[Stored data]
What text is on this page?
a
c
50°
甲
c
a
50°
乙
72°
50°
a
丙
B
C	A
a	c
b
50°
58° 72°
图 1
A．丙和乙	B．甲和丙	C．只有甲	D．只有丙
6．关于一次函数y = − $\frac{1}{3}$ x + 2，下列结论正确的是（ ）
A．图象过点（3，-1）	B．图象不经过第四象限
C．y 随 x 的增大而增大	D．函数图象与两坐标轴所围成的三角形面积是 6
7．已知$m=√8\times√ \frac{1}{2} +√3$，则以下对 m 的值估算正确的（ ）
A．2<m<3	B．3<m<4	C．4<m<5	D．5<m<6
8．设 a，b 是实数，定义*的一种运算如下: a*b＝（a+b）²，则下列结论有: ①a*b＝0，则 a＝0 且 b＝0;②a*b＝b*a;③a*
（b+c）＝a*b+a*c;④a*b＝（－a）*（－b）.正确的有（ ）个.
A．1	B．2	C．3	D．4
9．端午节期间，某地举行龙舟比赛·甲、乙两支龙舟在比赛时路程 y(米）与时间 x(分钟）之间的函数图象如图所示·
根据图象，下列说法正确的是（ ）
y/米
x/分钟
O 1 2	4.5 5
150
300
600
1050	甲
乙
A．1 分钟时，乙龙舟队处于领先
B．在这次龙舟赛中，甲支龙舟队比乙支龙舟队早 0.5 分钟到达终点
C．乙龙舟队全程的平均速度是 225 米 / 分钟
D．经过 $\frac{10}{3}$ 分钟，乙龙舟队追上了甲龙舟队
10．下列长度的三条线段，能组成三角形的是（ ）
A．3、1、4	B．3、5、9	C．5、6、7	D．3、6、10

TASK REQUIREMENTS:
Write out the records shown above, exactly as they appear.

CORRECT RESULT:
What text is on this page?
a
c
50°
甲
c
a
50°
乙
72°
50°
a
丙
B
C	A
a	c
b
50°
58° 72°
图 1
A．丙和乙	B．甲和丙	C．只有甲	D．只有丙
6．关于一次函数y = − $\frac{1}{3}$ x + 2，下列结论正确的是（ ）
A．图象过点（3，-1）	B．图象不经过第四象限
C．y 随 x 的增大而增大	D．函数图象与两坐标轴所围成的三角形面积是 6
7．已知$m=√8\times√ \frac{1}{2} +√3$，则以下对 m 的值估算正确的（ ）
A．2<m<3	B．3<m<4	C．4<m<5	D．5<m<6
8．设 a，b 是实数，定义*的一种运算如下: a*b＝（a+b）²，则下列结论有: ①a*b＝0，则 a＝0 且 b＝0;②a*b＝b*a;③a*
（b+c）＝a*b+a*c;④a*b＝（－a）*（－b）.正确的有（ ）个.
A．1	B．2	C．3	D．4
9．端午节期间，某地举行龙舟比赛·甲、乙两支龙舟在比赛时路程 y(米）与时间 x(分钟）之间的函数图象如图所示·
根据图象，下列说法正确的是（ ）
y/米
x/分钟
O 1 2	4.5 5
150
300
600
1050	甲
乙
A．1 分钟时，乙龙舟队处于领先
B．在这次龙舟赛中，甲支龙舟队比乙支龙舟队早 0.5 分钟到达终点
C．乙龙舟队全程的平均速度是 225 米 / 分钟
D．经过 $\frac{10}{3}$ 分钟，乙龙舟队追上了甲龙舟队
10．下列长度的三条线段，能组成三角形的是（ ）
A．3、1、4	B．3、5、9	C．5、6、7	D．3、6、10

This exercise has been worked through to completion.